> **Task brief**: Your task is to copy the listing exactly, with the pictures left out.

## BEGIN Provided information

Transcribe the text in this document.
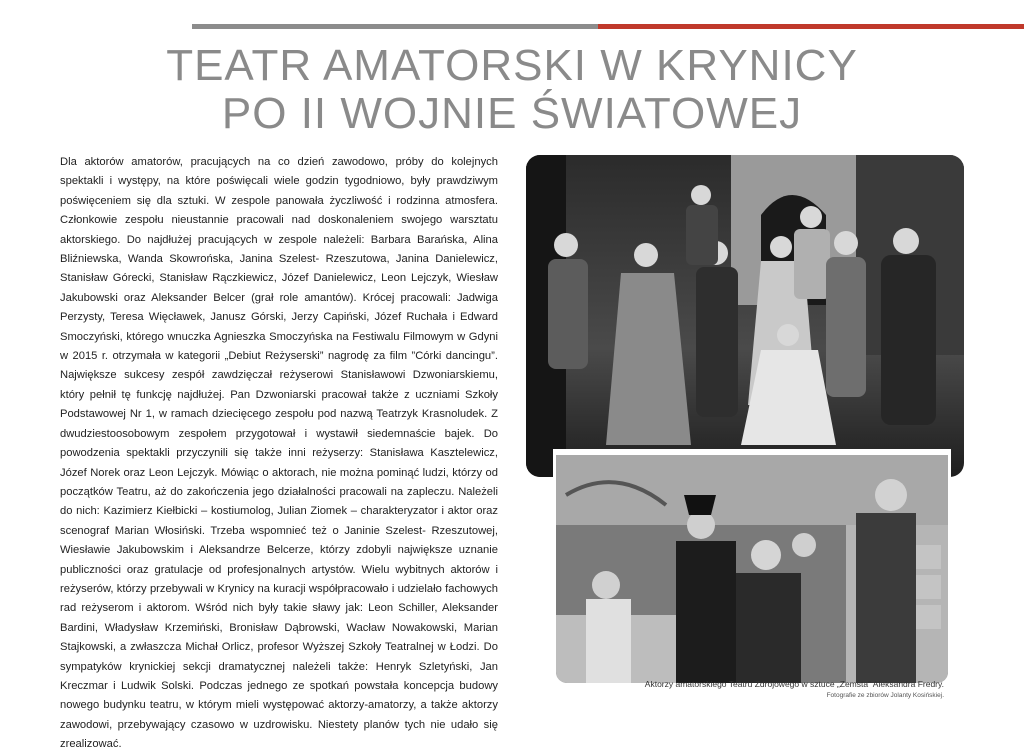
TEATR AMATORSKI W KRYNICY
PO II WOJNIE ŚWIATOWEJ

Dla aktorów amatorów, pracujących na co dzień zawodowo, próby do kolejnych spektakli i występy, na które poświęcali wiele godzin tygodniowo, były prawdziwym poświęceniem się dla sztuki. W zespole panowała życzliwość i rodzinna atmosfera. Członkowie zespołu nieustannie pracowali nad doskonaleniem swojego warsztatu aktorskiego. Do najdłużej pracujących w zespole należeli: Barbara Barańska, Alina Bliźniewska, Wanda Skowrońska, Janina Szelest- Rzeszutowa, Janina Danielewicz, Stanisław Górecki, Stanisław Rączkiewicz, Józef Danielewicz, Leon Lejczyk, Wiesław Jakubowski oraz Aleksander Belcer (grał role amantów). Krócej pracowali: Jadwiga Perzysty, Teresa Więcławek, Janusz Górski, Jerzy Capiński, Józef Ruchała i Edward Smoczyński, którego wnuczka Agnieszka Smoczyńska na Festiwalu Filmowym w Gdyni w 2015 r. otrzymała w kategorii „Debiut Reżyserski” nagrodę za film ”Córki dancingu”. Największe sukcesy zespół zawdzięczał reżyserowi Stanisławowi Dzwoniarskiemu, który pełnił tę funkcję najdłużej. Pan Dzwoniarski pracował także z uczniami Szkoły Podstawowej Nr 1, w ramach dziecięcego zespołu pod nazwą Teatrzyk Krasnoludek. Z dwudziestoosobowym zespołem przygotował i wystawił siedemnaście bajek. Do powodzenia spektakli przyczynili się także inni reżyserzy: Stanisława Kasztelewicz, Józef Norek oraz Leon Lejczyk. Mówiąc o aktorach, nie można pominąć ludzi, którzy od początków Teatru, aż do zakończenia jego działalności pracowali na zapleczu. Należeli do nich: Kazimierz Kiełbicki – kostiumolog, Julian Ziomek – charakteryzator i aktor oraz scenograf Marian Włosiński. Trzeba wspomnieć też o Janinie Szelest- Rzeszutowej, Wiesławie Jakubowskim i Aleksandrze Belcerze, którzy zdobyli największe uznanie publiczności oraz gratulacje od profesjonalnych artystów. Wielu wybitnych aktorów i reżyserów, którzy przebywali w Krynicy na kuracji współpracowało i udzielało fachowych rad reżyserom i aktorom. Wśród nich były takie sławy jak: Leon Schiller, Aleksander Bardini, Władysław Krzemiński, Bronisław Dąbrowski, Wacław Nowakowski, Marian Stajkowski, a zwłaszcza Michał Orlicz, profesor Wyższej Szkoły Teatralnej w Łodzi. Do sympatyków krynickiej sekcji dramatycznej należeli także: Henryk Szletyński, Jan Kreczmar i Ludwik Solski. Podczas jednego ze spotkań powstała koncepcja budowy nowego budynku teatru, w którym mieli występować aktorzy-amatorzy, a także aktorzy zawodowi, przebywający czasowo w uzdrowisku. Niestety planów tych nie udało się zrealizować.

Aktorzy amatorskiego Teatru Zdrojowego w sztuce „Zemsta” Aleksandra Fredry.
Fotografie ze zbiorów Jolanty Kosińskiej.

## END Provided information

> **Full solution**:
Transcribe the text in this document.
TEATR AMATORSKI W KRYNICY
PO II WOJNIE ŚWIATOWEJ

Dla aktorów amatorów, pracujących na co dzień zawodowo, próby do kolejnych spektakli i występy, na które poświęcali wiele godzin tygodniowo, były prawdziwym poświęceniem się dla sztuki. W zespole panowała życzliwość i rodzinna atmosfera. Członkowie zespołu nieustannie pracowali nad doskonaleniem swojego warsztatu aktorskiego. Do najdłużej pracujących w zespole należeli: Barbara Barańska, Alina Bliźniewska, Wanda Skowrońska, Janina Szelest- Rzeszutowa, Janina Danielewicz, Stanisław Górecki, Stanisław Rączkiewicz, Józef Danielewicz, Leon Lejczyk, Wiesław Jakubowski oraz Aleksander Belcer (grał role amantów). Krócej pracowali: Jadwiga Perzysty, Teresa Więcławek, Janusz Górski, Jerzy Capiński, Józef Ruchała i Edward Smoczyński, którego wnuczka Agnieszka Smoczyńska na Festiwalu Filmowym w Gdyni w 2015 r. otrzymała w kategorii „Debiut Reżyserski” nagrodę za film ”Córki dancingu”. Największe sukcesy zespół zawdzięczał reżyserowi Stanisławowi Dzwoniarskiemu, który pełnił tę funkcję najdłużej. Pan Dzwoniarski pracował także z uczniami Szkoły Podstawowej Nr 1, w ramach dziecięcego zespołu pod nazwą Teatrzyk Krasnoludek. Z dwudziestoosobowym zespołem przygotował i wystawił siedemnaście bajek. Do powodzenia spektakli przyczynili się także inni reżyserzy: Stanisława Kasztelewicz, Józef Norek oraz Leon Lejczyk. Mówiąc o aktorach, nie można pominąć ludzi, którzy od początków Teatru, aż do zakończenia jego działalności pracowali na zapleczu. Należeli do nich: Kazimierz Kiełbicki – kostiumolog, Julian Ziomek – charakteryzator i aktor oraz scenograf Marian Włosiński. Trzeba wspomnieć też o Janinie Szelest- Rzeszutowej, Wiesławie Jakubowskim i Aleksandrze Belcerze, którzy zdobyli największe uznanie publiczności oraz gratulacje od profesjonalnych artystów. Wielu wybitnych aktorów i reżyserów, którzy przebywali w Krynicy na kuracji współpracowało i udzielało fachowych rad reżyserom i aktorom. Wśród nich były takie sławy jak: Leon Schiller, Aleksander Bardini, Władysław Krzemiński, Bronisław Dąbrowski, Wacław Nowakowski, Marian Stajkowski, a zwłaszcza Michał Orlicz, profesor Wyższej Szkoły Teatralnej w Łodzi. Do sympatyków krynickiej sekcji dramatycznej należeli także: Henryk Szletyński, Jan Kreczmar i Ludwik Solski. Podczas jednego ze spotkań powstała koncepcja budowy nowego budynku teatru, w którym mieli występować aktorzy-amatorzy, a także aktorzy zawodowi, przebywający czasowo w uzdrowisku. Niestety planów tych nie udało się zrealizować.

Aktorzy amatorskiego Teatru Zdrojowego w sztuce „Zemsta” Aleksandra Fredry.
Fotografie ze zbiorów Jolanty Kosińskiej.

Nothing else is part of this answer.